[Excerpt from a dataset]
★ ★ ★ ★ ★ ★ ★

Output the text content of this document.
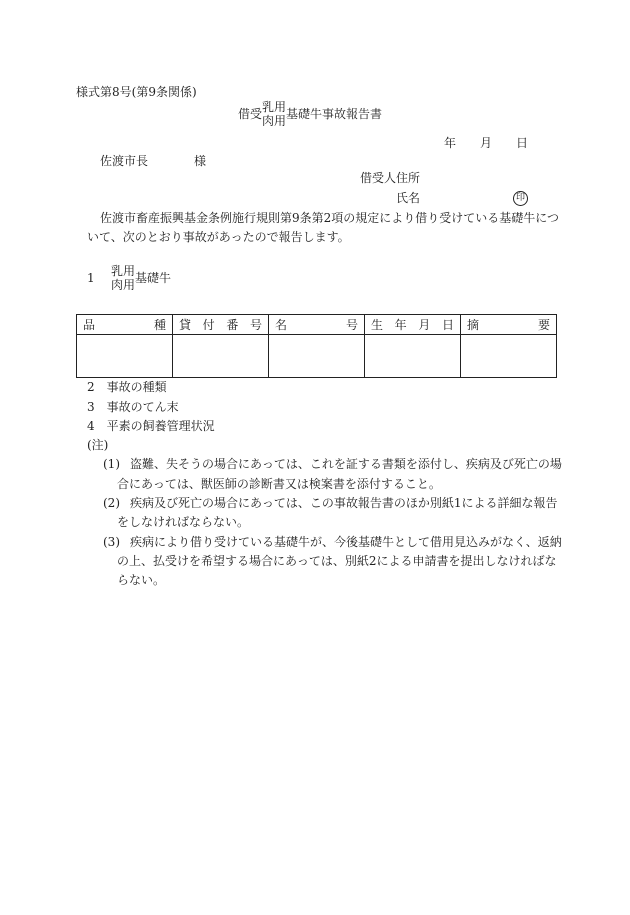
様式第8号(第9条関係)
借受 乳用
肉用 基礎牛事故報告書
年 月 日
佐渡市長	様
借受人住所
氏名	印
佐渡市畜産振興基金条例施行規則第9条第2項の規定により借り受けている基礎牛につ
いて、次のとおり事故があったので報告します。
1	乳用
肉用 基礎牛
品 種	貸 付 番 号	名 号	生 年 月 日	摘 要

2　事故の種類
3　事故のてん末
4　平素の飼養管理状況
(注)
(1) 盗難、失そうの場合にあっては、これを証する書類を添付し、疾病及び死亡の場
合にあっては、獣医師の診断書又は検案書を添付すること。
(2) 疾病及び死亡の場合にあっては、この事故報告書のほか別紙1による詳細な報告
をしなければならない。
(3) 疾病により借り受けている基礎牛が、今後基礎牛として借用見込みがなく、返納
の上、払受けを希望する場合にあっては、別紙2による申請書を提出しなければな
らない。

★ ★ ★ ★ ★ ★ ★

**WHAT TO PRODUCE**
Set each line of the records down exactly, leaving every picture out.

**THE RESPONSE**
Output the text content of this document.
様式第8号(第9条関係)
借受 乳用
肉用 基礎牛事故報告書
年 月 日
佐渡市長	様
借受人住所
氏名	印
佐渡市畜産振興基金条例施行規則第9条第2項の規定により借り受けている基礎牛につ
いて、次のとおり事故があったので報告します。
1	乳用
肉用 基礎牛
品 種	貸 付 番 号	名 号	生 年 月 日	摘 要

2　事故の種類
3　事故のてん末
4　平素の飼養管理状況
(注)
(1) 盗難、失そうの場合にあっては、これを証する書類を添付し、疾病及び死亡の場
合にあっては、獣医師の診断書又は検案書を添付すること。
(2) 疾病及び死亡の場合にあっては、この事故報告書のほか別紙1による詳細な報告
をしなければならない。
(3) 疾病により借り受けている基礎牛が、今後基礎牛として借用見込みがなく、返納
の上、払受けを希望する場合にあっては、別紙2による申請書を提出しなければな
らない。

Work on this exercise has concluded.